▶ [Problem description] Please copy out every item below verbatim, line by line, without changing any character.

▶ [Records for processing]

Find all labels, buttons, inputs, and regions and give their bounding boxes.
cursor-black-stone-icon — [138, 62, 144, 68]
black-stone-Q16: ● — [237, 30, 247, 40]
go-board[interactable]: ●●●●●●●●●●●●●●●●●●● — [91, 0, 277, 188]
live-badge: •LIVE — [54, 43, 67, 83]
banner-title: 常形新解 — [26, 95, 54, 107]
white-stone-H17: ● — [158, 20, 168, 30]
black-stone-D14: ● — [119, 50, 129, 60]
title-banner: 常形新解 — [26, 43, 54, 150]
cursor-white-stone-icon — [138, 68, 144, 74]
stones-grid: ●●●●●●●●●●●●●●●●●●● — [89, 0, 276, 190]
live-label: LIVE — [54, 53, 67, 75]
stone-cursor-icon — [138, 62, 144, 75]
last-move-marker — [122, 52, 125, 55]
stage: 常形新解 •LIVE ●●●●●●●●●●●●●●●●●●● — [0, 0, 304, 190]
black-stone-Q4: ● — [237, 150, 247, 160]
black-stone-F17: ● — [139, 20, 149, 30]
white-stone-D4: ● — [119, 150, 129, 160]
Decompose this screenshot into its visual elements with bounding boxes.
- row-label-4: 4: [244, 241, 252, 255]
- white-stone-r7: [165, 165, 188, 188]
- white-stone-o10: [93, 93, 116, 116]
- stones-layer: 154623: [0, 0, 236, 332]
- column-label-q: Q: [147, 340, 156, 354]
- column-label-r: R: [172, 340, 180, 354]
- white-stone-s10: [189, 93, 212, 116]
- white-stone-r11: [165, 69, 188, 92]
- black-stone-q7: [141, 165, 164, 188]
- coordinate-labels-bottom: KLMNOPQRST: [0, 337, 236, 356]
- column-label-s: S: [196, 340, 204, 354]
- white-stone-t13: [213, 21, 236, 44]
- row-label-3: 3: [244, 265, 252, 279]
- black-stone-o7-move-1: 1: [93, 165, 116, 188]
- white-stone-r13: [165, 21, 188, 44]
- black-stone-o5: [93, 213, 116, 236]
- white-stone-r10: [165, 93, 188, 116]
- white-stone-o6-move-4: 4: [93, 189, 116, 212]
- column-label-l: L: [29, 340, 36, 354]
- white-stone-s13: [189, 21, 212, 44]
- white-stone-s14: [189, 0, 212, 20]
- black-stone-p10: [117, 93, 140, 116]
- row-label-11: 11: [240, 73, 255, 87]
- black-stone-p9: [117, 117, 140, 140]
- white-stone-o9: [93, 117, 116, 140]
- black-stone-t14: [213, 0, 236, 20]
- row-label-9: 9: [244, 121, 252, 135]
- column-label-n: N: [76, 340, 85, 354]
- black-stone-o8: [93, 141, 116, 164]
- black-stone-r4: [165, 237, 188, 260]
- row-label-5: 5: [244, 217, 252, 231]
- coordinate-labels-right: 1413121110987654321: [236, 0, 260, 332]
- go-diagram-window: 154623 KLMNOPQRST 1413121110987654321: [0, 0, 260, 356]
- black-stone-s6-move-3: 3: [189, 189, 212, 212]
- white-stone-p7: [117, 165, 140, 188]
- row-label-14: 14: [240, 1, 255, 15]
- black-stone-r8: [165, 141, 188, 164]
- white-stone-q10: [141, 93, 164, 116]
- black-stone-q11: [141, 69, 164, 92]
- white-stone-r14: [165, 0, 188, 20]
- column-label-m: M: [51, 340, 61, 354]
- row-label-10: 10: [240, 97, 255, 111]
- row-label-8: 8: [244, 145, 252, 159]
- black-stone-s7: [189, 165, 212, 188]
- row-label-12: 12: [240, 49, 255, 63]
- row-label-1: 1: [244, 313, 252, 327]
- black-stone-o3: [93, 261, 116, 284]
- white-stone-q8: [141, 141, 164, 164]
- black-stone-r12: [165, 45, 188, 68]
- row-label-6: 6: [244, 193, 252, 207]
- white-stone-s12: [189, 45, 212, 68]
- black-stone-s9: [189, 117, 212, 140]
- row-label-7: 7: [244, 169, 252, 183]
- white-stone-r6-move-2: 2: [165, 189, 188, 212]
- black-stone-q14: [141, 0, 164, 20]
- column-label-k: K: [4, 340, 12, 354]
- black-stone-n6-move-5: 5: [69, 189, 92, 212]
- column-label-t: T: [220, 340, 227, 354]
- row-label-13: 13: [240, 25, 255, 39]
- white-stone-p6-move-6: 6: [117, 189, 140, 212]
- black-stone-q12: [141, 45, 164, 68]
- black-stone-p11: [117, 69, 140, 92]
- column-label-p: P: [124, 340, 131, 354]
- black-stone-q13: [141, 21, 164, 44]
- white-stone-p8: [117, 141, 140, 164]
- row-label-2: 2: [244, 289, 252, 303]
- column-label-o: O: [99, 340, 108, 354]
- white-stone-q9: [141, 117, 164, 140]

▶ [Solution for this task]
Find all labels, buttons, inputs, and regions and give their bounding boxes.
cursor-black-stone-icon — [138, 62, 144, 68]
black-stone-Q16: ● — [237, 30, 247, 40]
go-board[interactable]: ●●●●●●●●●●●●●●●●●●● — [91, 0, 277, 188]
live-badge: •LIVE — [54, 43, 67, 83]
banner-title: 常形新解 — [26, 95, 54, 107]
white-stone-H17: ● — [158, 20, 168, 30]
black-stone-D14: ● — [119, 50, 129, 60]
title-banner: 常形新解 — [26, 43, 54, 150]
cursor-white-stone-icon — [138, 68, 144, 74]
stones-grid: ●●●●●●●●●●●●●●●●●●● — [89, 0, 276, 190]
live-label: LIVE — [54, 53, 67, 75]
stone-cursor-icon — [138, 62, 144, 75]
last-move-marker — [122, 52, 125, 55]
stage: 常形新解 •LIVE ●●●●●●●●●●●●●●●●●●● — [0, 0, 304, 190]
black-stone-Q4: ● — [237, 150, 247, 160]
black-stone-F17: ● — [139, 20, 149, 30]
white-stone-D4: ● — [119, 150, 129, 160]
Decompose this screenshot into its visual elements with bounding boxes.
- row-label-4: 4: [244, 241, 252, 255]
- white-stone-r7: [165, 165, 188, 188]
- white-stone-o10: [93, 93, 116, 116]
- stones-layer: 154623: [0, 0, 236, 332]
- column-label-q: Q: [147, 340, 156, 354]
- column-label-r: R: [172, 340, 180, 354]
- white-stone-s10: [189, 93, 212, 116]
- white-stone-r11: [165, 69, 188, 92]
- black-stone-q7: [141, 165, 164, 188]
- coordinate-labels-bottom: KLMNOPQRST: [0, 337, 236, 356]
- column-label-s: S: [196, 340, 204, 354]
- white-stone-t13: [213, 21, 236, 44]
- row-label-3: 3: [244, 265, 252, 279]
- black-stone-o7-move-1: 1: [93, 165, 116, 188]
- white-stone-r13: [165, 21, 188, 44]
- black-stone-o5: [93, 213, 116, 236]
- white-stone-r10: [165, 93, 188, 116]
- white-stone-o6-move-4: 4: [93, 189, 116, 212]
- column-label-l: L: [29, 340, 36, 354]
- white-stone-s13: [189, 21, 212, 44]
- white-stone-s14: [189, 0, 212, 20]
- black-stone-p10: [117, 93, 140, 116]
- row-label-11: 11: [240, 73, 255, 87]
- black-stone-p9: [117, 117, 140, 140]
- white-stone-o9: [93, 117, 116, 140]
- black-stone-t14: [213, 0, 236, 20]
- row-label-9: 9: [244, 121, 252, 135]
- column-label-n: N: [76, 340, 85, 354]
- black-stone-o8: [93, 141, 116, 164]
- black-stone-r4: [165, 237, 188, 260]
- row-label-5: 5: [244, 217, 252, 231]
- coordinate-labels-right: 1413121110987654321: [236, 0, 260, 332]
- go-diagram-window: 154623 KLMNOPQRST 1413121110987654321: [0, 0, 260, 356]
- black-stone-s6-move-3: 3: [189, 189, 212, 212]
- white-stone-p7: [117, 165, 140, 188]
- row-label-14: 14: [240, 1, 255, 15]
- black-stone-r8: [165, 141, 188, 164]
- white-stone-q10: [141, 93, 164, 116]
- black-stone-q11: [141, 69, 164, 92]
- white-stone-r14: [165, 0, 188, 20]
- column-label-m: M: [51, 340, 61, 354]
- row-label-10: 10: [240, 97, 255, 111]
- row-label-8: 8: [244, 145, 252, 159]
- black-stone-s7: [189, 165, 212, 188]
- row-label-12: 12: [240, 49, 255, 63]
- row-label-1: 1: [244, 313, 252, 327]
- black-stone-o3: [93, 261, 116, 284]
- white-stone-q8: [141, 141, 164, 164]
- black-stone-r12: [165, 45, 188, 68]
- row-label-6: 6: [244, 193, 252, 207]
- white-stone-s12: [189, 45, 212, 68]
- black-stone-s9: [189, 117, 212, 140]
- row-label-7: 7: [244, 169, 252, 183]
- white-stone-r6-move-2: 2: [165, 189, 188, 212]
- black-stone-q14: [141, 0, 164, 20]
- column-label-k: K: [4, 340, 12, 354]
- black-stone-n6-move-5: 5: [69, 189, 92, 212]
- column-label-t: T: [220, 340, 227, 354]
- row-label-13: 13: [240, 25, 255, 39]
- white-stone-p6-move-6: 6: [117, 189, 140, 212]
- black-stone-q12: [141, 45, 164, 68]
- black-stone-p11: [117, 69, 140, 92]
- column-label-p: P: [124, 340, 131, 354]
- black-stone-q13: [141, 21, 164, 44]
- white-stone-p8: [117, 141, 140, 164]
- row-label-2: 2: [244, 289, 252, 303]
- column-label-o: O: [99, 340, 108, 354]
- white-stone-q9: [141, 117, 164, 140]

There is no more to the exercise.